Output the material beneath exactly, leaving nothing out.

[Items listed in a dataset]
=====

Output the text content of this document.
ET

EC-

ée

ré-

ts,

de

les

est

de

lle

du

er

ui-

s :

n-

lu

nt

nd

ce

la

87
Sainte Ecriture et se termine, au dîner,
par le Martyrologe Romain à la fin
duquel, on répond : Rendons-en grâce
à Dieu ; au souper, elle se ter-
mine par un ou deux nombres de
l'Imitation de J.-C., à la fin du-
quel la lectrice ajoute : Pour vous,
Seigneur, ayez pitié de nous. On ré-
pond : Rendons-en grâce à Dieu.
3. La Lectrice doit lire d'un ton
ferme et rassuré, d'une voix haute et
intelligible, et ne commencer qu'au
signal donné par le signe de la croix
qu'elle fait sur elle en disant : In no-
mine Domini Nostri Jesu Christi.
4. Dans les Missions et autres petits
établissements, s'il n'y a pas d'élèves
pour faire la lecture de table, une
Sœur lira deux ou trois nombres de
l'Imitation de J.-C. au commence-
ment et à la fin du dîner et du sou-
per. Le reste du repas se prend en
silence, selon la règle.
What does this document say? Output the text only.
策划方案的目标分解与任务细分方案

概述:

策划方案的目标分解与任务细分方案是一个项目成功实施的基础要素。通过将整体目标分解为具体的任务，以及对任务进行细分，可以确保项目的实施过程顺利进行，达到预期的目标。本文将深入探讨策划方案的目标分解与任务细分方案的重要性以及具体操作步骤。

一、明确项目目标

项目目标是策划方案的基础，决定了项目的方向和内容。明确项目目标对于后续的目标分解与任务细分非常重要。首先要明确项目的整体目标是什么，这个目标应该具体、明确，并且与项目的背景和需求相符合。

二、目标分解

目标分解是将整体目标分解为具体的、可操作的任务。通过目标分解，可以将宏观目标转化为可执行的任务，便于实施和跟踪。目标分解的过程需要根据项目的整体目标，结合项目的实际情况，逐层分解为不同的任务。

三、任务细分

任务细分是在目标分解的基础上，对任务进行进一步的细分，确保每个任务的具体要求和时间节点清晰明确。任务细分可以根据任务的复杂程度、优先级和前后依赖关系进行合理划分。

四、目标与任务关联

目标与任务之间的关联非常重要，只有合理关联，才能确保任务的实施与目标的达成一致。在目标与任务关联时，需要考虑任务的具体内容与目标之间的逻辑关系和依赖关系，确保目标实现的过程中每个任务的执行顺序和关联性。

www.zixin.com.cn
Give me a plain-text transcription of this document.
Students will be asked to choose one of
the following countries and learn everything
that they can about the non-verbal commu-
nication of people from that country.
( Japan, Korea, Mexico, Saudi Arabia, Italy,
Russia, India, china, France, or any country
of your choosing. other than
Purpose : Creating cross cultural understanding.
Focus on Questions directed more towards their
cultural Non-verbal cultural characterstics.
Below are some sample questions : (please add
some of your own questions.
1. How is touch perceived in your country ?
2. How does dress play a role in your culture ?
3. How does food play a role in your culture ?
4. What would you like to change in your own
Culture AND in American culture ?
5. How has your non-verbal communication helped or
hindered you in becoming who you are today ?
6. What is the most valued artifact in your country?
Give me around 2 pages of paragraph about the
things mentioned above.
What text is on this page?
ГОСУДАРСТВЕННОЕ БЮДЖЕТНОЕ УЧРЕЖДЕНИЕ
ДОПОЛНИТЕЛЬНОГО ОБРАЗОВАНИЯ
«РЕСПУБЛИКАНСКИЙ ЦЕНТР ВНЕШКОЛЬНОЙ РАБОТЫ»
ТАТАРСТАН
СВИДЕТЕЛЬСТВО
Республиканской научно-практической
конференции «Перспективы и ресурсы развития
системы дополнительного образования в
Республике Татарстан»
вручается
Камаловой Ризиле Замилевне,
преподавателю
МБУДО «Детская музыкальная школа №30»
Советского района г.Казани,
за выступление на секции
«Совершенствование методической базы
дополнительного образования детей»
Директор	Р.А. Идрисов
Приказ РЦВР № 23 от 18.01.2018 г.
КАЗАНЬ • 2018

=====

§ THE OUTPUT:
Output the text content of this document.
ET

EC-

ée

ré-

ts,

de

les

est

de

lle

du

er

ui-

s :

n-

lu

nt

nd

ce

la

87
Sainte Ecriture et se termine, au dîner,
par le Martyrologe Romain à la fin
duquel, on répond : Rendons-en grâce
à Dieu ; au souper, elle se ter-
mine par un ou deux nombres de
l'Imitation de J.-C., à la fin du-
quel la lectrice ajoute : Pour vous,
Seigneur, ayez pitié de nous. On ré-
pond : Rendons-en grâce à Dieu.
3. La Lectrice doit lire d'un ton
ferme et rassuré, d'une voix haute et
intelligible, et ne commencer qu'au
signal donné par le signe de la croix
qu'elle fait sur elle en disant : In no-
mine Domini Nostri Jesu Christi.
4. Dans les Missions et autres petits
établissements, s'il n'y a pas d'élèves
pour faire la lecture de table, une
Sœur lira deux ou trois nombres de
l'Imitation de J.-C. au commence-
ment et à la fin du dîner et du sou-
per. Le reste du repas se prend en
silence, selon la règle.
What does this document say? Output the text only.
策划方案的目标分解与任务细分方案

概述:

策划方案的目标分解与任务细分方案是一个项目成功实施的基础要素。通过将整体目标分解为具体的任务，以及对任务进行细分，可以确保项目的实施过程顺利进行，达到预期的目标。本文将深入探讨策划方案的目标分解与任务细分方案的重要性以及具体操作步骤。

一、明确项目目标

项目目标是策划方案的基础，决定了项目的方向和内容。明确项目目标对于后续的目标分解与任务细分非常重要。首先要明确项目的整体目标是什么，这个目标应该具体、明确，并且与项目的背景和需求相符合。

二、目标分解

目标分解是将整体目标分解为具体的、可操作的任务。通过目标分解，可以将宏观目标转化为可执行的任务，便于实施和跟踪。目标分解的过程需要根据项目的整体目标，结合项目的实际情况，逐层分解为不同的任务。

三、任务细分

任务细分是在目标分解的基础上，对任务进行进一步的细分，确保每个任务的具体要求和时间节点清晰明确。任务细分可以根据任务的复杂程度、优先级和前后依赖关系进行合理划分。

四、目标与任务关联

目标与任务之间的关联非常重要，只有合理关联，才能确保任务的实施与目标的达成一致。在目标与任务关联时，需要考虑任务的具体内容与目标之间的逻辑关系和依赖关系，确保目标实现的过程中每个任务的执行顺序和关联性。

www.zixin.com.cn
Give me a plain-text transcription of this document.
Students will be asked to choose one of
the following countries and learn everything
that they can about the non-verbal commu-
nication of people from that country.
( Japan, Korea, Mexico, Saudi Arabia, Italy,
Russia, India, china, France, or any country
of your choosing. other than
Purpose : Creating cross cultural understanding.
Focus on Questions directed more towards their
cultural Non-verbal cultural characterstics.
Below are some sample questions : (please add
some of your own questions.
1. How is touch perceived in your country ?
2. How does dress play a role in your culture ?
3. How does food play a role in your culture ?
4. What would you like to change in your own
Culture AND in American culture ?
5. How has your non-verbal communication helped or
hindered you in becoming who you are today ?
6. What is the most valued artifact in your country?
Give me around 2 pages of paragraph about the
things mentioned above.
What text is on this page?
ГОСУДАРСТВЕННОЕ БЮДЖЕТНОЕ УЧРЕЖДЕНИЕ
ДОПОЛНИТЕЛЬНОГО ОБРАЗОВАНИЯ
«РЕСПУБЛИКАНСКИЙ ЦЕНТР ВНЕШКОЛЬНОЙ РАБОТЫ»
ТАТАРСТАН
СВИДЕТЕЛЬСТВО
Республиканской научно-практической
конференции «Перспективы и ресурсы развития
системы дополнительного образования в
Республике Татарстан»
вручается
Камаловой Ризиле Замилевне,
преподавателю
МБУДО «Детская музыкальная школа №30»
Советского района г.Казани,
за выступление на секции
«Совершенствование методической базы
дополнительного образования детей»
Директор	Р.А. Идрисов
Приказ РЦВР № 23 от 18.01.2018 г.
КАЗАНЬ • 2018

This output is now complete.